Data extracts START

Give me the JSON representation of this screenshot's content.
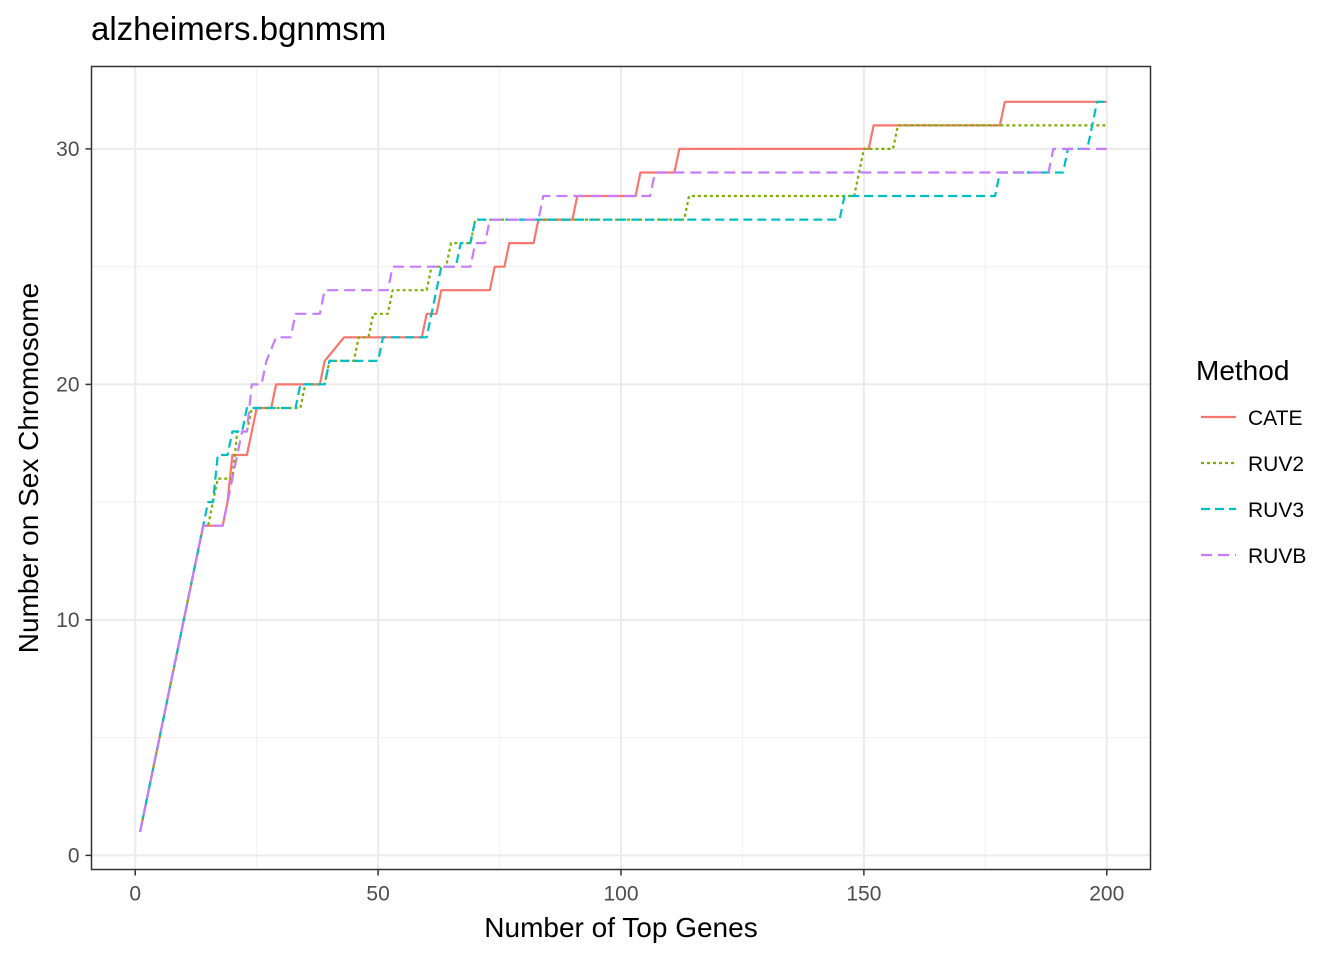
{
  "chart_data": {
    "type": "line",
    "title": "alzheimers.bgnmsm",
    "xlabel": "Number of Top Genes",
    "ylabel": "Number on Sex Chromosome",
    "xlim": [
      -9,
      209
    ],
    "ylim": [
      -0.6,
      33.5
    ],
    "x_ticks": [
      0,
      50,
      100,
      150,
      200
    ],
    "x_tick_labels": [
      "0",
      "50",
      "100",
      "150",
      "200"
    ],
    "y_ticks": [
      0,
      10,
      20,
      30
    ],
    "y_tick_labels": [
      "0",
      "10",
      "20",
      "30"
    ],
    "grid": true,
    "legend": {
      "title": "Method",
      "position": "right"
    },
    "series": [
      {
        "name": "CATE",
        "color": "#F8766D",
        "dash": "solid",
        "steps": [
          [
            1,
            1
          ],
          [
            14,
            14
          ],
          [
            18,
            14
          ],
          [
            19,
            15
          ],
          [
            20,
            17
          ],
          [
            23,
            17
          ],
          [
            24,
            18
          ],
          [
            25,
            19
          ],
          [
            28,
            19
          ],
          [
            29,
            20
          ],
          [
            38,
            20
          ],
          [
            39,
            21
          ],
          [
            43,
            22
          ],
          [
            59,
            22
          ],
          [
            60,
            23
          ],
          [
            62,
            23
          ],
          [
            63,
            24
          ],
          [
            73,
            24
          ],
          [
            74,
            25
          ],
          [
            76,
            25
          ],
          [
            77,
            26
          ],
          [
            82,
            26
          ],
          [
            83,
            27
          ],
          [
            90,
            27
          ],
          [
            91,
            28
          ],
          [
            103,
            28
          ],
          [
            104,
            29
          ],
          [
            111,
            29
          ],
          [
            112,
            30
          ],
          [
            151,
            30
          ],
          [
            152,
            31
          ],
          [
            178,
            31
          ],
          [
            179,
            32
          ],
          [
            200,
            32
          ]
        ]
      },
      {
        "name": "RUV2",
        "color": "#7CAE00",
        "dash": "3,3",
        "steps": [
          [
            1,
            1
          ],
          [
            14,
            14
          ],
          [
            15,
            14
          ],
          [
            16,
            15
          ],
          [
            17,
            16
          ],
          [
            20,
            16
          ],
          [
            21,
            18
          ],
          [
            23,
            18
          ],
          [
            24,
            19
          ],
          [
            34,
            19
          ],
          [
            35,
            20
          ],
          [
            39,
            20
          ],
          [
            40,
            21
          ],
          [
            45,
            21
          ],
          [
            46,
            22
          ],
          [
            48,
            22
          ],
          [
            49,
            23
          ],
          [
            52,
            23
          ],
          [
            53,
            24
          ],
          [
            60,
            24
          ],
          [
            61,
            25
          ],
          [
            64,
            25
          ],
          [
            65,
            26
          ],
          [
            69,
            26
          ],
          [
            70,
            27
          ],
          [
            72,
            27
          ],
          [
            73,
            27
          ],
          [
            113,
            27
          ],
          [
            114,
            28
          ],
          [
            148,
            28
          ],
          [
            149,
            29
          ],
          [
            150,
            30
          ],
          [
            156,
            30
          ],
          [
            157,
            31
          ],
          [
            200,
            31
          ]
        ]
      },
      {
        "name": "RUV3",
        "color": "#00BFC4",
        "dash": "9,5",
        "steps": [
          [
            1,
            1
          ],
          [
            14,
            14
          ],
          [
            15,
            15
          ],
          [
            16,
            15
          ],
          [
            17,
            17
          ],
          [
            19,
            17
          ],
          [
            20,
            18
          ],
          [
            22,
            18
          ],
          [
            23,
            19
          ],
          [
            33,
            19
          ],
          [
            34,
            20
          ],
          [
            39,
            20
          ],
          [
            40,
            21
          ],
          [
            50,
            21
          ],
          [
            51,
            22
          ],
          [
            59,
            22
          ],
          [
            60,
            22
          ],
          [
            61,
            23
          ],
          [
            63,
            25
          ],
          [
            66,
            25
          ],
          [
            67,
            26
          ],
          [
            69,
            26
          ],
          [
            70,
            27
          ],
          [
            145,
            27
          ],
          [
            146,
            28
          ],
          [
            177,
            28
          ],
          [
            178,
            29
          ],
          [
            191,
            29
          ],
          [
            192,
            30
          ],
          [
            196,
            30
          ],
          [
            197,
            31
          ],
          [
            198,
            32
          ],
          [
            200,
            32
          ]
        ]
      },
      {
        "name": "RUVB",
        "color": "#C77CFF",
        "dash": "11,6",
        "steps": [
          [
            1,
            1
          ],
          [
            14,
            14
          ],
          [
            17,
            14
          ],
          [
            18,
            14
          ],
          [
            19,
            15
          ],
          [
            22,
            18
          ],
          [
            23,
            18
          ],
          [
            24,
            20
          ],
          [
            26,
            20
          ],
          [
            27,
            21
          ],
          [
            29,
            22
          ],
          [
            32,
            22
          ],
          [
            33,
            23
          ],
          [
            38,
            23
          ],
          [
            39,
            24
          ],
          [
            52,
            24
          ],
          [
            53,
            25
          ],
          [
            68,
            25
          ],
          [
            69,
            25
          ],
          [
            70,
            26
          ],
          [
            72,
            26
          ],
          [
            73,
            27
          ],
          [
            83,
            27
          ],
          [
            84,
            28
          ],
          [
            106,
            28
          ],
          [
            107,
            29
          ],
          [
            188,
            29
          ],
          [
            189,
            30
          ],
          [
            200,
            30
          ]
        ]
      }
    ]
  }
}
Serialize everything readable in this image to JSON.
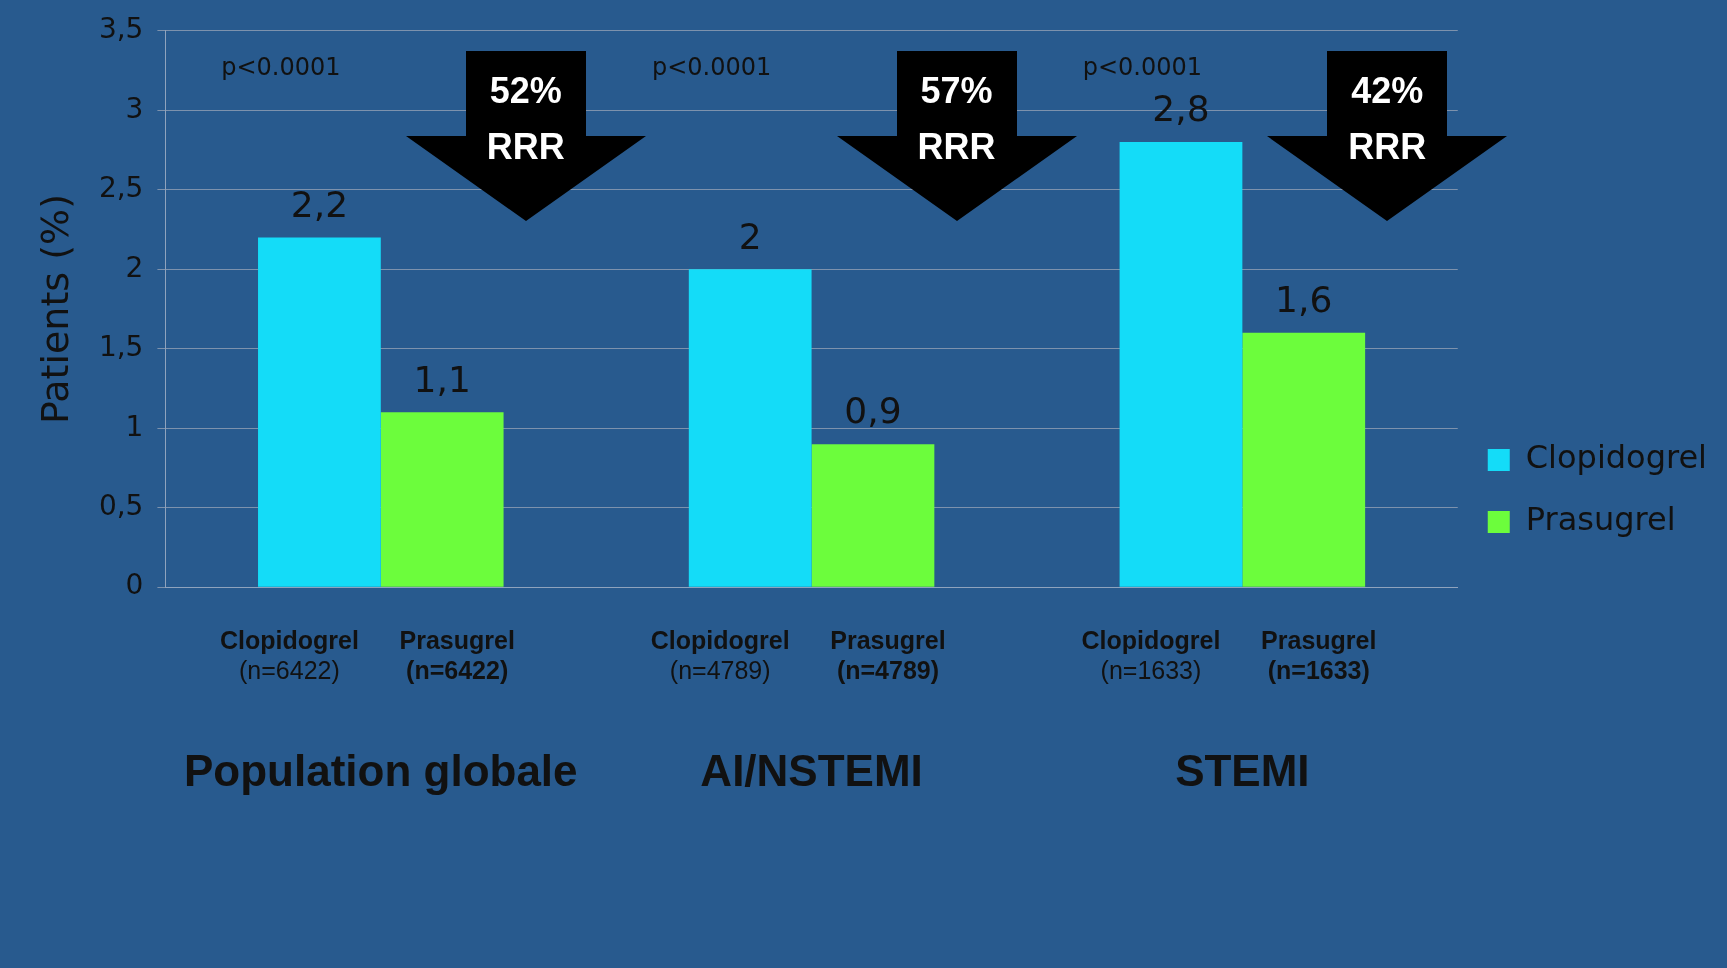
{
  "chart_data": {
    "type": "bar",
    "ylabel": "Patients (%)",
    "categories": [
      "Population globale",
      "AI/NSTEMI",
      "STEMI"
    ],
    "series": [
      {
        "name": "Clopidogrel",
        "color": "#14dcf8",
        "values": [
          2.2,
          2.0,
          2.8
        ],
        "value_labels": [
          "2,2",
          "2",
          "2,8"
        ]
      },
      {
        "name": "Prasugrel",
        "color": "#6cfd3c",
        "values": [
          1.1,
          0.9,
          1.6
        ],
        "value_labels": [
          "1,1",
          "0,9",
          "1,6"
        ]
      }
    ],
    "ylim": [
      0,
      3.5
    ],
    "yticks": [
      0,
      {
        "value": 0.5,
        "label": "0,5"
      },
      1,
      {
        "value": 1.5,
        "label": "1,5"
      },
      2,
      {
        "value": 2.5,
        "label": "2,5"
      },
      3,
      {
        "value": 3.5,
        "label": "3,5"
      }
    ],
    "grid": "y",
    "legend": "right",
    "annotations": [
      "p<0.0001",
      "p<0.0001",
      "p<0.0001",
      "52%\nRRR",
      "57%\nRRR",
      "42%\nRRR",
      "Clopidogrel\n(n=6422)",
      "Prasugrel\n(n=6422)",
      "Clopidogrel\n(n=4789)",
      "Prasugrel\n(n=4789)",
      "Clopidogrel\n(n=1633)",
      "Prasugrel\n(n=1633)"
    ]
  }
}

Data extracts END

Assigned task –
Please show the lines in the entries above that hold the string "ylabel".

Task output –
    "ylabel": "Number on Sex Chromosome",
    "ylabel": "Patients (%)",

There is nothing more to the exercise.